# Task
Exact reproduction of the data is required, with images excluded.

----

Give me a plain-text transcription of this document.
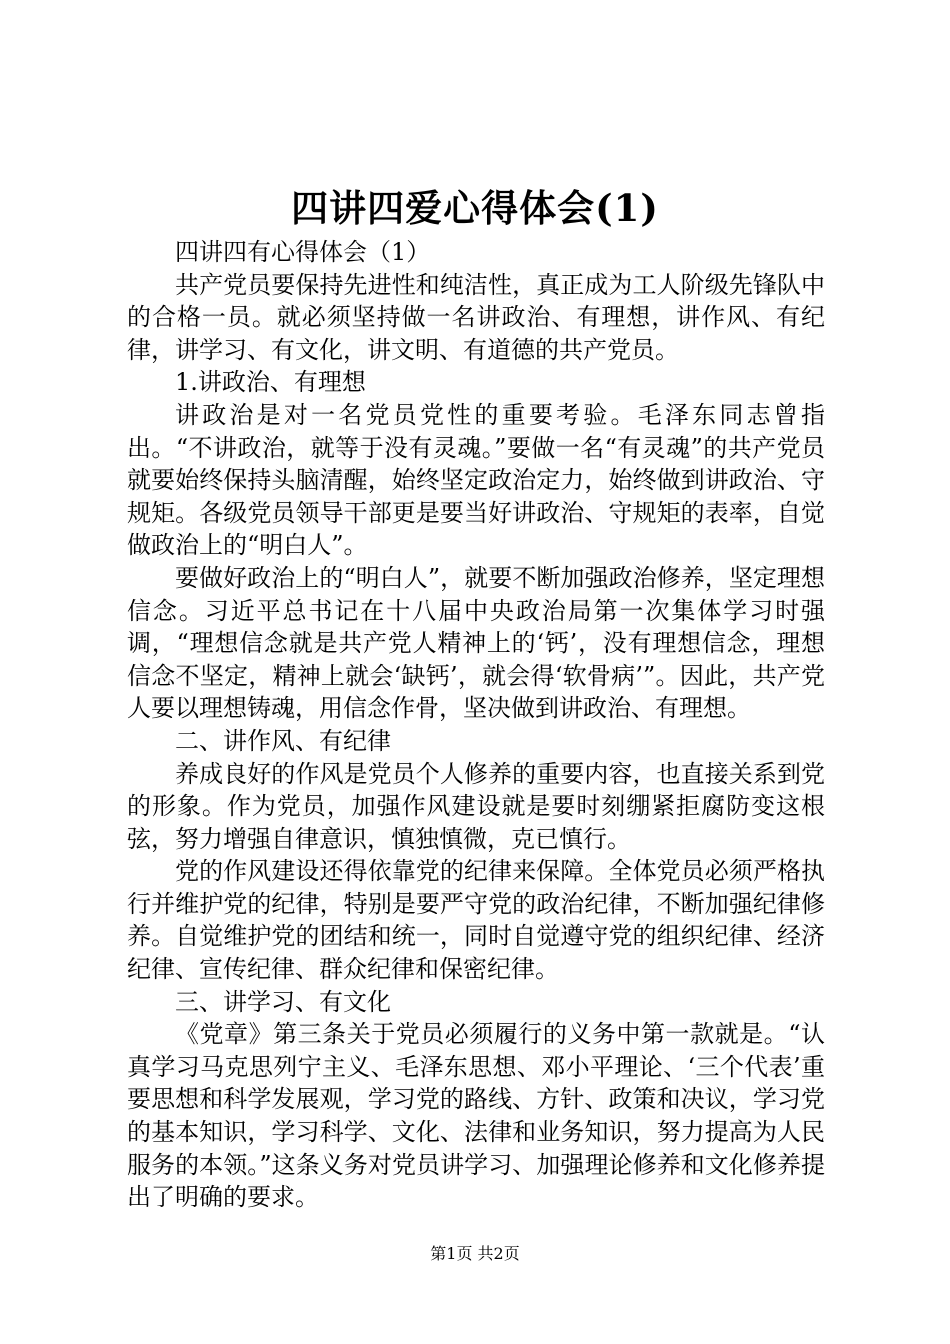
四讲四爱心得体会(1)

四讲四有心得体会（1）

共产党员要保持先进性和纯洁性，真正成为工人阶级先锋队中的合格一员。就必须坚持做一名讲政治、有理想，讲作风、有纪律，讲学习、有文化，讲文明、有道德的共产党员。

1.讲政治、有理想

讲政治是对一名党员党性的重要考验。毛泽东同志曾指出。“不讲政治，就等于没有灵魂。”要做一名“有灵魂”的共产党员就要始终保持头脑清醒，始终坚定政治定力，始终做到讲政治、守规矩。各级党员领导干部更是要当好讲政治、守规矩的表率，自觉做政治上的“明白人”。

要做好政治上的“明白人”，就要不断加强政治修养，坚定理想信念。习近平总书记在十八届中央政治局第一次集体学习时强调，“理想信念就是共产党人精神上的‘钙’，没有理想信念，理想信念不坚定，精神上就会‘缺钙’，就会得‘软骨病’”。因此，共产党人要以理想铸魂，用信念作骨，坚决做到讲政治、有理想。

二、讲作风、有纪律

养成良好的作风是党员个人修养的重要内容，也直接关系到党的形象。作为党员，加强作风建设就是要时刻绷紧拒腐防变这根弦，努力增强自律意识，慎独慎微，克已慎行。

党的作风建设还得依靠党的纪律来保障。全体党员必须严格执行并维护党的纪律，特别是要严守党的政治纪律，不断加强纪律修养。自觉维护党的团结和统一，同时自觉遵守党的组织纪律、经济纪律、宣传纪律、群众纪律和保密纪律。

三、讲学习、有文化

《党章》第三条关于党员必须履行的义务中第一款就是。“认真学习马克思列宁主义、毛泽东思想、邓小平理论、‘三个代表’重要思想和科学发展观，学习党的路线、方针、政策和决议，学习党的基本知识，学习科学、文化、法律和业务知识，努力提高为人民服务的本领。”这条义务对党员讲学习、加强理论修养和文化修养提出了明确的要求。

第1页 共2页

----

# The completed task
Give me a plain-text transcription of this document.
四讲四爱心得体会(1)

四讲四有心得体会（1）

共产党员要保持先进性和纯洁性，真正成为工人阶级先锋队中的合格一员。就必须坚持做一名讲政治、有理想，讲作风、有纪律，讲学习、有文化，讲文明、有道德的共产党员。

1.讲政治、有理想

讲政治是对一名党员党性的重要考验。毛泽东同志曾指出。“不讲政治，就等于没有灵魂。”要做一名“有灵魂”的共产党员就要始终保持头脑清醒，始终坚定政治定力，始终做到讲政治、守规矩。各级党员领导干部更是要当好讲政治、守规矩的表率，自觉做政治上的“明白人”。

要做好政治上的“明白人”，就要不断加强政治修养，坚定理想信念。习近平总书记在十八届中央政治局第一次集体学习时强调，“理想信念就是共产党人精神上的‘钙’，没有理想信念，理想信念不坚定，精神上就会‘缺钙’，就会得‘软骨病’”。因此，共产党人要以理想铸魂，用信念作骨，坚决做到讲政治、有理想。

二、讲作风、有纪律

养成良好的作风是党员个人修养的重要内容，也直接关系到党的形象。作为党员，加强作风建设就是要时刻绷紧拒腐防变这根弦，努力增强自律意识，慎独慎微，克已慎行。

党的作风建设还得依靠党的纪律来保障。全体党员必须严格执行并维护党的纪律，特别是要严守党的政治纪律，不断加强纪律修养。自觉维护党的团结和统一，同时自觉遵守党的组织纪律、经济纪律、宣传纪律、群众纪律和保密纪律。

三、讲学习、有文化

《党章》第三条关于党员必须履行的义务中第一款就是。“认真学习马克思列宁主义、毛泽东思想、邓小平理论、‘三个代表’重要思想和科学发展观，学习党的路线、方针、政策和决议，学习党的基本知识，学习科学、文化、法律和业务知识，努力提高为人民服务的本领。”这条义务对党员讲学习、加强理论修养和文化修养提出了明确的要求。

第1页 共2页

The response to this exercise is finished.